*Stated exercise:* Return the entries below verbatim. Pictures stay out.

_ _ _ _

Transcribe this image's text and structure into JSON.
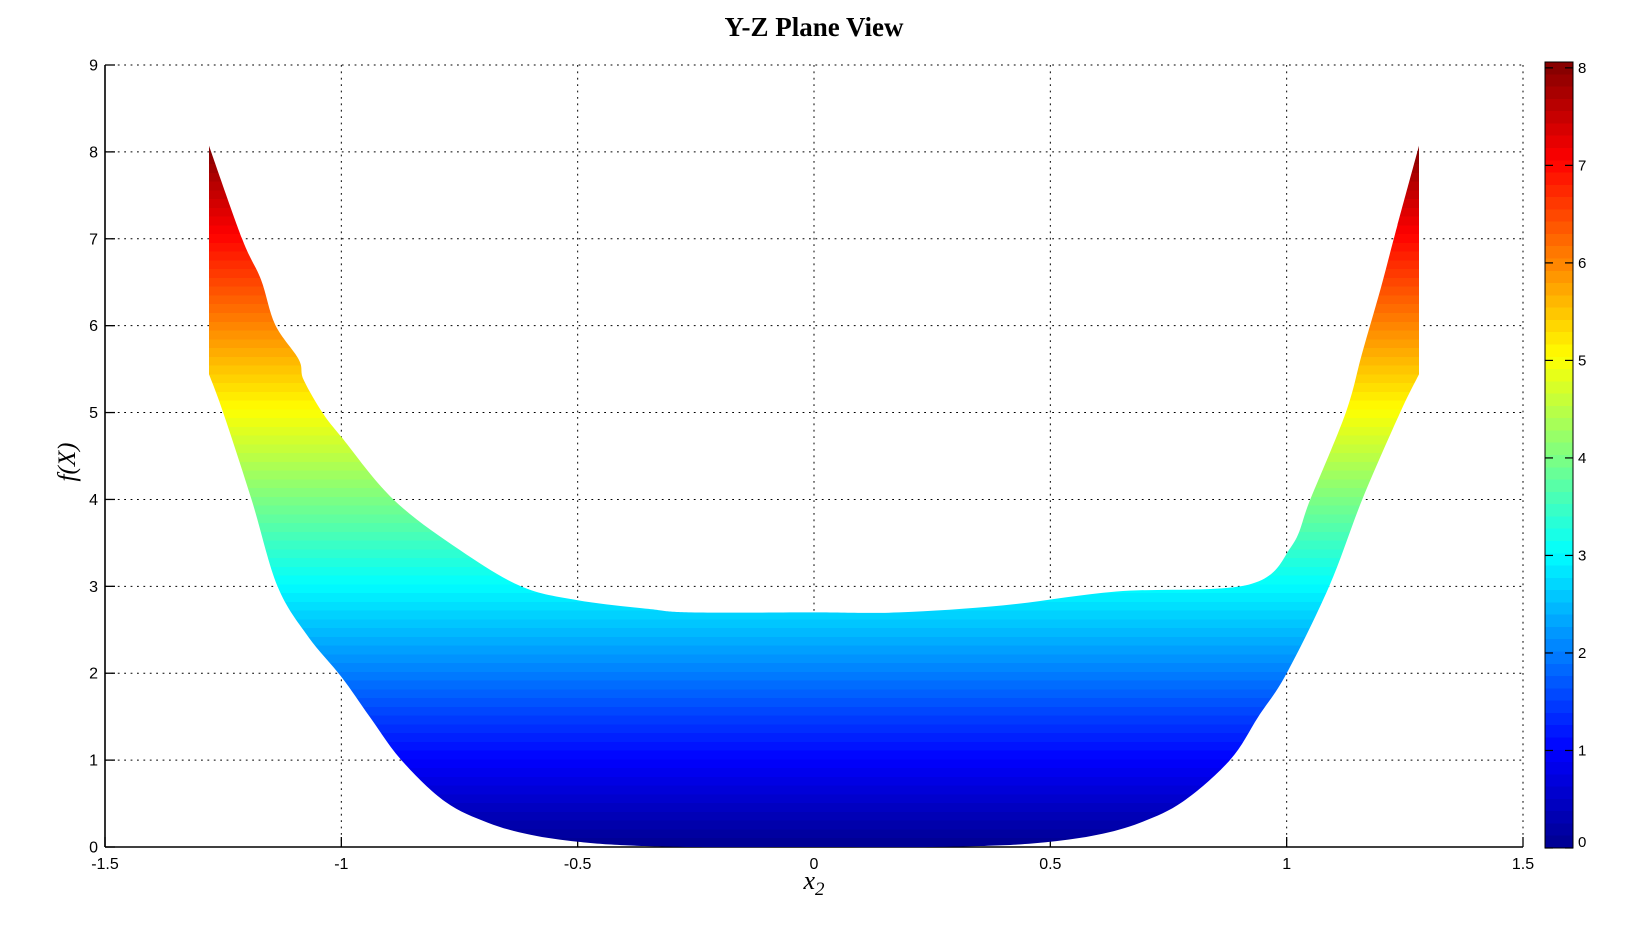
{
  "figure": {
    "background": "#ffffff",
    "title": "Y-Z Plane View",
    "xlabel_base": "x",
    "xlabel_sub": "2",
    "ylabel": "f(X)"
  },
  "chart_data": {
    "type": "area",
    "title": "Y-Z Plane View",
    "xlabel": "x_2",
    "ylabel": "f(X)",
    "xlim": [
      -1.5,
      1.5
    ],
    "ylim": [
      0,
      9
    ],
    "grid": true,
    "grid_style": "dotted",
    "x_ticks": [
      -1.5,
      -1,
      -0.5,
      0,
      0.5,
      1,
      1.5
    ],
    "x_tick_labels": [
      "-1.5",
      "-1",
      "-0.5",
      "0",
      "0.5",
      "1",
      "1.5"
    ],
    "y_ticks": [
      0,
      1,
      2,
      3,
      4,
      5,
      6,
      7,
      8,
      9
    ],
    "y_tick_labels": [
      "0",
      "1",
      "2",
      "3",
      "4",
      "5",
      "6",
      "7",
      "8",
      "9"
    ],
    "colormap": "jet",
    "color_axis_max": 8.06,
    "colorbar_ticks": [
      0,
      1,
      2,
      3,
      4,
      5,
      6,
      7,
      8
    ],
    "colorbar_tick_labels": [
      "0",
      "1",
      "2",
      "3",
      "4",
      "5",
      "6",
      "7",
      "8"
    ],
    "jet_anchor_t": [
      0,
      0.125,
      0.375,
      0.625,
      0.875,
      1
    ],
    "jet_anchor_rgb": [
      [
        0,
        0,
        143
      ],
      [
        0,
        0,
        255
      ],
      [
        0,
        255,
        255
      ],
      [
        255,
        255,
        0
      ],
      [
        255,
        0,
        0
      ],
      [
        128,
        0,
        0
      ]
    ],
    "surface_color_bands": 80,
    "colorbar_color_bands": 64,
    "region": {
      "description": "Projection band of surface f(X) onto the x2-f plane; fill colored by f value with jet colormap; vertical edges at x2 = +/-1.28 spanning f 5.44 to 8.07; band touches f=0 near x2=0",
      "x_edge": 1.28,
      "f_min": 0,
      "f_max": 8.07,
      "lower_boundary": [
        [
          -1.28,
          5.44
        ],
        [
          -1.25,
          5.0
        ],
        [
          -1.19,
          4.0
        ],
        [
          -1.135,
          3.0
        ],
        [
          -1.07,
          2.42
        ],
        [
          -1.0,
          1.96
        ],
        [
          -0.94,
          1.5
        ],
        [
          -0.873,
          1.0
        ],
        [
          -0.78,
          0.52
        ],
        [
          -0.69,
          0.28
        ],
        [
          -0.6,
          0.14
        ],
        [
          -0.5,
          0.06
        ],
        [
          -0.4,
          0.02
        ],
        [
          -0.25,
          0.0
        ],
        [
          0.0,
          0.0
        ],
        [
          0.25,
          0.0
        ],
        [
          0.4,
          0.02
        ],
        [
          0.5,
          0.06
        ],
        [
          0.6,
          0.14
        ],
        [
          0.69,
          0.28
        ],
        [
          0.78,
          0.52
        ],
        [
          0.88,
          1.0
        ],
        [
          0.94,
          1.5
        ],
        [
          1.0,
          2.0
        ],
        [
          1.09,
          3.0
        ],
        [
          1.16,
          4.0
        ],
        [
          1.24,
          5.0
        ],
        [
          1.28,
          5.44
        ]
      ],
      "upper_boundary": [
        [
          -1.28,
          8.07
        ],
        [
          -1.21,
          7.0
        ],
        [
          -1.17,
          6.53
        ],
        [
          -1.14,
          6.01
        ],
        [
          -1.09,
          5.61
        ],
        [
          -1.08,
          5.38
        ],
        [
          -1.04,
          5.0
        ],
        [
          -1.0,
          4.72
        ],
        [
          -0.89,
          4.0
        ],
        [
          -0.75,
          3.42
        ],
        [
          -0.62,
          3.0
        ],
        [
          -0.5,
          2.84
        ],
        [
          -0.35,
          2.74
        ],
        [
          -0.26,
          2.7
        ],
        [
          0.0,
          2.7
        ],
        [
          0.18,
          2.7
        ],
        [
          0.4,
          2.78
        ],
        [
          0.64,
          2.94
        ],
        [
          0.92,
          3.02
        ],
        [
          1.01,
          3.46
        ],
        [
          1.05,
          4.0
        ],
        [
          1.125,
          5.0
        ],
        [
          1.16,
          5.69
        ],
        [
          1.2,
          6.45
        ],
        [
          1.23,
          7.07
        ],
        [
          1.28,
          8.07
        ]
      ]
    }
  }
}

_ _ _ _

*Full output:*
Transcribe this image's text and structure into JSON.
{
  "figure": {
    "background": "#ffffff",
    "title": "Y-Z Plane View",
    "xlabel_base": "x",
    "xlabel_sub": "2",
    "ylabel": "f(X)"
  },
  "chart_data": {
    "type": "area",
    "title": "Y-Z Plane View",
    "xlabel": "x_2",
    "ylabel": "f(X)",
    "xlim": [
      -1.5,
      1.5
    ],
    "ylim": [
      0,
      9
    ],
    "grid": true,
    "grid_style": "dotted",
    "x_ticks": [
      -1.5,
      -1,
      -0.5,
      0,
      0.5,
      1,
      1.5
    ],
    "x_tick_labels": [
      "-1.5",
      "-1",
      "-0.5",
      "0",
      "0.5",
      "1",
      "1.5"
    ],
    "y_ticks": [
      0,
      1,
      2,
      3,
      4,
      5,
      6,
      7,
      8,
      9
    ],
    "y_tick_labels": [
      "0",
      "1",
      "2",
      "3",
      "4",
      "5",
      "6",
      "7",
      "8",
      "9"
    ],
    "colormap": "jet",
    "color_axis_max": 8.06,
    "colorbar_ticks": [
      0,
      1,
      2,
      3,
      4,
      5,
      6,
      7,
      8
    ],
    "colorbar_tick_labels": [
      "0",
      "1",
      "2",
      "3",
      "4",
      "5",
      "6",
      "7",
      "8"
    ],
    "jet_anchor_t": [
      0,
      0.125,
      0.375,
      0.625,
      0.875,
      1
    ],
    "jet_anchor_rgb": [
      [
        0,
        0,
        143
      ],
      [
        0,
        0,
        255
      ],
      [
        0,
        255,
        255
      ],
      [
        255,
        255,
        0
      ],
      [
        255,
        0,
        0
      ],
      [
        128,
        0,
        0
      ]
    ],
    "surface_color_bands": 80,
    "colorbar_color_bands": 64,
    "region": {
      "description": "Projection band of surface f(X) onto the x2-f plane; fill colored by f value with jet colormap; vertical edges at x2 = +/-1.28 spanning f 5.44 to 8.07; band touches f=0 near x2=0",
      "x_edge": 1.28,
      "f_min": 0,
      "f_max": 8.07,
      "lower_boundary": [
        [
          -1.28,
          5.44
        ],
        [
          -1.25,
          5.0
        ],
        [
          -1.19,
          4.0
        ],
        [
          -1.135,
          3.0
        ],
        [
          -1.07,
          2.42
        ],
        [
          -1.0,
          1.96
        ],
        [
          -0.94,
          1.5
        ],
        [
          -0.873,
          1.0
        ],
        [
          -0.78,
          0.52
        ],
        [
          -0.69,
          0.28
        ],
        [
          -0.6,
          0.14
        ],
        [
          -0.5,
          0.06
        ],
        [
          -0.4,
          0.02
        ],
        [
          -0.25,
          0.0
        ],
        [
          0.0,
          0.0
        ],
        [
          0.25,
          0.0
        ],
        [
          0.4,
          0.02
        ],
        [
          0.5,
          0.06
        ],
        [
          0.6,
          0.14
        ],
        [
          0.69,
          0.28
        ],
        [
          0.78,
          0.52
        ],
        [
          0.88,
          1.0
        ],
        [
          0.94,
          1.5
        ],
        [
          1.0,
          2.0
        ],
        [
          1.09,
          3.0
        ],
        [
          1.16,
          4.0
        ],
        [
          1.24,
          5.0
        ],
        [
          1.28,
          5.44
        ]
      ],
      "upper_boundary": [
        [
          -1.28,
          8.07
        ],
        [
          -1.21,
          7.0
        ],
        [
          -1.17,
          6.53
        ],
        [
          -1.14,
          6.01
        ],
        [
          -1.09,
          5.61
        ],
        [
          -1.08,
          5.38
        ],
        [
          -1.04,
          5.0
        ],
        [
          -1.0,
          4.72
        ],
        [
          -0.89,
          4.0
        ],
        [
          -0.75,
          3.42
        ],
        [
          -0.62,
          3.0
        ],
        [
          -0.5,
          2.84
        ],
        [
          -0.35,
          2.74
        ],
        [
          -0.26,
          2.7
        ],
        [
          0.0,
          2.7
        ],
        [
          0.18,
          2.7
        ],
        [
          0.4,
          2.78
        ],
        [
          0.64,
          2.94
        ],
        [
          0.92,
          3.02
        ],
        [
          1.01,
          3.46
        ],
        [
          1.05,
          4.0
        ],
        [
          1.125,
          5.0
        ],
        [
          1.16,
          5.69
        ],
        [
          1.2,
          6.45
        ],
        [
          1.23,
          7.07
        ],
        [
          1.28,
          8.07
        ]
      ]
    }
  }
}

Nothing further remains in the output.